(Figure record extracts)

┌────────

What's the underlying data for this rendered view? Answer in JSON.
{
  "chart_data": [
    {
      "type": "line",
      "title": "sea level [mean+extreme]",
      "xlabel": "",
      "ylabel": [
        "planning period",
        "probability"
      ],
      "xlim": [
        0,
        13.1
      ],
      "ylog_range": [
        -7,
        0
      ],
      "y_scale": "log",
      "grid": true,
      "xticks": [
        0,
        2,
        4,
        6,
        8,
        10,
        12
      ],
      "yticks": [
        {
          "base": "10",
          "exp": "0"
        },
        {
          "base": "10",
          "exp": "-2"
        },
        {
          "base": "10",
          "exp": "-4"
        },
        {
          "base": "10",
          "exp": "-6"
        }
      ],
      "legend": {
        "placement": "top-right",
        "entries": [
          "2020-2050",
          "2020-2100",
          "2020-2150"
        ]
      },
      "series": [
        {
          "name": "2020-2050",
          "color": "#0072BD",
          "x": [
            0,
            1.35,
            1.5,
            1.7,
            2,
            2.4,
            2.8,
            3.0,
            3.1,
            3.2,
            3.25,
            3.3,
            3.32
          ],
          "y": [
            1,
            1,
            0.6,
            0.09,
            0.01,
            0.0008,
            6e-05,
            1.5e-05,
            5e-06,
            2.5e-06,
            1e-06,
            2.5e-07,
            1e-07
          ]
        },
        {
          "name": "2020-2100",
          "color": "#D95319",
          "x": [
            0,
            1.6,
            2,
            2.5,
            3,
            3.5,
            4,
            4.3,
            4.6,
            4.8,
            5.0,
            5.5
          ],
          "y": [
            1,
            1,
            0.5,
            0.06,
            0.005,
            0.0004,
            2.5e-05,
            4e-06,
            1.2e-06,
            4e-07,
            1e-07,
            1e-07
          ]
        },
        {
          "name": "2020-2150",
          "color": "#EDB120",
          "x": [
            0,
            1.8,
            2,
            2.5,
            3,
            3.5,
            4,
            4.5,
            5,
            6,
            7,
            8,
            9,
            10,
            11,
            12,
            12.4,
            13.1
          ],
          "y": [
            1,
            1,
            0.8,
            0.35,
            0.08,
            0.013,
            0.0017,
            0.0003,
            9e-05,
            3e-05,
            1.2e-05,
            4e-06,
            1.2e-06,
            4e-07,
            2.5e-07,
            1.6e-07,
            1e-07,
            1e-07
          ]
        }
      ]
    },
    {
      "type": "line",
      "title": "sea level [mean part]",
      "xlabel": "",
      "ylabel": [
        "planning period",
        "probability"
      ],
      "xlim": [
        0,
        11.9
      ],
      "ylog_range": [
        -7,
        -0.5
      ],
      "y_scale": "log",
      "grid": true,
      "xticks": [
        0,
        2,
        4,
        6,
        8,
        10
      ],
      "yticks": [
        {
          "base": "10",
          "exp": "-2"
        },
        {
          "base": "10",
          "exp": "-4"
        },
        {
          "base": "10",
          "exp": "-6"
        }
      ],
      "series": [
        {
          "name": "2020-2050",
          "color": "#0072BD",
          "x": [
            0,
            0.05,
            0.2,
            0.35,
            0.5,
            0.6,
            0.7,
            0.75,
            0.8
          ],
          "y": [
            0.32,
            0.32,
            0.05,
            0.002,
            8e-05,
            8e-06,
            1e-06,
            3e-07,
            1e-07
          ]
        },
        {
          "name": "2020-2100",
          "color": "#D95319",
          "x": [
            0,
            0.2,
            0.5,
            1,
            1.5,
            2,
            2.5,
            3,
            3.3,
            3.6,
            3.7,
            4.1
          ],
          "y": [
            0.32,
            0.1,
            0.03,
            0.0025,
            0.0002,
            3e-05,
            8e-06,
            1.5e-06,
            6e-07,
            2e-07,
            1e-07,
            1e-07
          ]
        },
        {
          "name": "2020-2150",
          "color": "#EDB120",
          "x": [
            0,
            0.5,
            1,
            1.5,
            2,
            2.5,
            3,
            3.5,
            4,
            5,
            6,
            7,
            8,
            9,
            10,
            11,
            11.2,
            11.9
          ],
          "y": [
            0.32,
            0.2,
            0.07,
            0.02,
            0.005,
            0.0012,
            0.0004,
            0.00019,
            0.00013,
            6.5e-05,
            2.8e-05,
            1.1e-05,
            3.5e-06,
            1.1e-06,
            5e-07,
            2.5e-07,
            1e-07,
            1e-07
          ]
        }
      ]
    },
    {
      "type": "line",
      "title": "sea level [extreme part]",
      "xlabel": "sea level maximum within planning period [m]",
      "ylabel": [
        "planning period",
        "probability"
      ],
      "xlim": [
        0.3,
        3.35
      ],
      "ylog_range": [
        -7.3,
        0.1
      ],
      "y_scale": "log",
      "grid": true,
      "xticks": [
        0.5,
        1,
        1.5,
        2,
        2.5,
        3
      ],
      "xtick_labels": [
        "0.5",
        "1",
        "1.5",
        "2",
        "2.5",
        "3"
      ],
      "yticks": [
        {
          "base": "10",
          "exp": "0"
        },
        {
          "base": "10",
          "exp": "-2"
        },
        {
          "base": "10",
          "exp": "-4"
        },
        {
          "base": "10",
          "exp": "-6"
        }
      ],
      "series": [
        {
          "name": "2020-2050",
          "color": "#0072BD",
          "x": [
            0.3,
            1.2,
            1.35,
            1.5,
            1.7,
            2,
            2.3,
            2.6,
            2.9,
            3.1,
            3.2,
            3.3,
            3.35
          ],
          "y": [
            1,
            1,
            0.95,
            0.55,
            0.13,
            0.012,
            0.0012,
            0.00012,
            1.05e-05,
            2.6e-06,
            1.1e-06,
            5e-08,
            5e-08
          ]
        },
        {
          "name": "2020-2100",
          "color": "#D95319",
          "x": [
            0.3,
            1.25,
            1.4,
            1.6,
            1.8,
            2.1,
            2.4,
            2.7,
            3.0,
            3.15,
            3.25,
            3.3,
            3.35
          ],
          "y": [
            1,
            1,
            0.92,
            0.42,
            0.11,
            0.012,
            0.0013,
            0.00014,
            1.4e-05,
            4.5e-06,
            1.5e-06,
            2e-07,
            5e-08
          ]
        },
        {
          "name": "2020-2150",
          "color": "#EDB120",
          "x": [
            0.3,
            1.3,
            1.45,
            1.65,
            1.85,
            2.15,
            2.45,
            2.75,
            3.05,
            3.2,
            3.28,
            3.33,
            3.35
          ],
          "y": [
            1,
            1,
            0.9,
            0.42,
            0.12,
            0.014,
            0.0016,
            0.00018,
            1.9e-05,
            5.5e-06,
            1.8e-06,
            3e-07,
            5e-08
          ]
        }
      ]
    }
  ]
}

└────────

*What you are asked to do:*
Reproduce the data shown above exactly.

*Response for this exercise:*
What's the underlying data for this rendered view? Answer in JSON.
{
  "chart_data": [
    {
      "type": "line",
      "title": "sea level [mean+extreme]",
      "xlabel": "",
      "ylabel": [
        "planning period",
        "probability"
      ],
      "xlim": [
        0,
        13.1
      ],
      "ylog_range": [
        -7,
        0
      ],
      "y_scale": "log",
      "grid": true,
      "xticks": [
        0,
        2,
        4,
        6,
        8,
        10,
        12
      ],
      "yticks": [
        {
          "base": "10",
          "exp": "0"
        },
        {
          "base": "10",
          "exp": "-2"
        },
        {
          "base": "10",
          "exp": "-4"
        },
        {
          "base": "10",
          "exp": "-6"
        }
      ],
      "legend": {
        "placement": "top-right",
        "entries": [
          "2020-2050",
          "2020-2100",
          "2020-2150"
        ]
      },
      "series": [
        {
          "name": "2020-2050",
          "color": "#0072BD",
          "x": [
            0,
            1.35,
            1.5,
            1.7,
            2,
            2.4,
            2.8,
            3.0,
            3.1,
            3.2,
            3.25,
            3.3,
            3.32
          ],
          "y": [
            1,
            1,
            0.6,
            0.09,
            0.01,
            0.0008,
            6e-05,
            1.5e-05,
            5e-06,
            2.5e-06,
            1e-06,
            2.5e-07,
            1e-07
          ]
        },
        {
          "name": "2020-2100",
          "color": "#D95319",
          "x": [
            0,
            1.6,
            2,
            2.5,
            3,
            3.5,
            4,
            4.3,
            4.6,
            4.8,
            5.0,
            5.5
          ],
          "y": [
            1,
            1,
            0.5,
            0.06,
            0.005,
            0.0004,
            2.5e-05,
            4e-06,
            1.2e-06,
            4e-07,
            1e-07,
            1e-07
          ]
        },
        {
          "name": "2020-2150",
          "color": "#EDB120",
          "x": [
            0,
            1.8,
            2,
            2.5,
            3,
            3.5,
            4,
            4.5,
            5,
            6,
            7,
            8,
            9,
            10,
            11,
            12,
            12.4,
            13.1
          ],
          "y": [
            1,
            1,
            0.8,
            0.35,
            0.08,
            0.013,
            0.0017,
            0.0003,
            9e-05,
            3e-05,
            1.2e-05,
            4e-06,
            1.2e-06,
            4e-07,
            2.5e-07,
            1.6e-07,
            1e-07,
            1e-07
          ]
        }
      ]
    },
    {
      "type": "line",
      "title": "sea level [mean part]",
      "xlabel": "",
      "ylabel": [
        "planning period",
        "probability"
      ],
      "xlim": [
        0,
        11.9
      ],
      "ylog_range": [
        -7,
        -0.5
      ],
      "y_scale": "log",
      "grid": true,
      "xticks": [
        0,
        2,
        4,
        6,
        8,
        10
      ],
      "yticks": [
        {
          "base": "10",
          "exp": "-2"
        },
        {
          "base": "10",
          "exp": "-4"
        },
        {
          "base": "10",
          "exp": "-6"
        }
      ],
      "series": [
        {
          "name": "2020-2050",
          "color": "#0072BD",
          "x": [
            0,
            0.05,
            0.2,
            0.35,
            0.5,
            0.6,
            0.7,
            0.75,
            0.8
          ],
          "y": [
            0.32,
            0.32,
            0.05,
            0.002,
            8e-05,
            8e-06,
            1e-06,
            3e-07,
            1e-07
          ]
        },
        {
          "name": "2020-2100",
          "color": "#D95319",
          "x": [
            0,
            0.2,
            0.5,
            1,
            1.5,
            2,
            2.5,
            3,
            3.3,
            3.6,
            3.7,
            4.1
          ],
          "y": [
            0.32,
            0.1,
            0.03,
            0.0025,
            0.0002,
            3e-05,
            8e-06,
            1.5e-06,
            6e-07,
            2e-07,
            1e-07,
            1e-07
          ]
        },
        {
          "name": "2020-2150",
          "color": "#EDB120",
          "x": [
            0,
            0.5,
            1,
            1.5,
            2,
            2.5,
            3,
            3.5,
            4,
            5,
            6,
            7,
            8,
            9,
            10,
            11,
            11.2,
            11.9
          ],
          "y": [
            0.32,
            0.2,
            0.07,
            0.02,
            0.005,
            0.0012,
            0.0004,
            0.00019,
            0.00013,
            6.5e-05,
            2.8e-05,
            1.1e-05,
            3.5e-06,
            1.1e-06,
            5e-07,
            2.5e-07,
            1e-07,
            1e-07
          ]
        }
      ]
    },
    {
      "type": "line",
      "title": "sea level [extreme part]",
      "xlabel": "sea level maximum within planning period [m]",
      "ylabel": [
        "planning period",
        "probability"
      ],
      "xlim": [
        0.3,
        3.35
      ],
      "ylog_range": [
        -7.3,
        0.1
      ],
      "y_scale": "log",
      "grid": true,
      "xticks": [
        0.5,
        1,
        1.5,
        2,
        2.5,
        3
      ],
      "xtick_labels": [
        "0.5",
        "1",
        "1.5",
        "2",
        "2.5",
        "3"
      ],
      "yticks": [
        {
          "base": "10",
          "exp": "0"
        },
        {
          "base": "10",
          "exp": "-2"
        },
        {
          "base": "10",
          "exp": "-4"
        },
        {
          "base": "10",
          "exp": "-6"
        }
      ],
      "series": [
        {
          "name": "2020-2050",
          "color": "#0072BD",
          "x": [
            0.3,
            1.2,
            1.35,
            1.5,
            1.7,
            2,
            2.3,
            2.6,
            2.9,
            3.1,
            3.2,
            3.3,
            3.35
          ],
          "y": [
            1,
            1,
            0.95,
            0.55,
            0.13,
            0.012,
            0.0012,
            0.00012,
            1.05e-05,
            2.6e-06,
            1.1e-06,
            5e-08,
            5e-08
          ]
        },
        {
          "name": "2020-2100",
          "color": "#D95319",
          "x": [
            0.3,
            1.25,
            1.4,
            1.6,
            1.8,
            2.1,
            2.4,
            2.7,
            3.0,
            3.15,
            3.25,
            3.3,
            3.35
          ],
          "y": [
            1,
            1,
            0.92,
            0.42,
            0.11,
            0.012,
            0.0013,
            0.00014,
            1.4e-05,
            4.5e-06,
            1.5e-06,
            2e-07,
            5e-08
          ]
        },
        {
          "name": "2020-2150",
          "color": "#EDB120",
          "x": [
            0.3,
            1.3,
            1.45,
            1.65,
            1.85,
            2.15,
            2.45,
            2.75,
            3.05,
            3.2,
            3.28,
            3.33,
            3.35
          ],
          "y": [
            1,
            1,
            0.9,
            0.42,
            0.12,
            0.014,
            0.0016,
            0.00018,
            1.9e-05,
            5.5e-06,
            1.8e-06,
            3e-07,
            5e-08
          ]
        }
      ]
    }
  ]
}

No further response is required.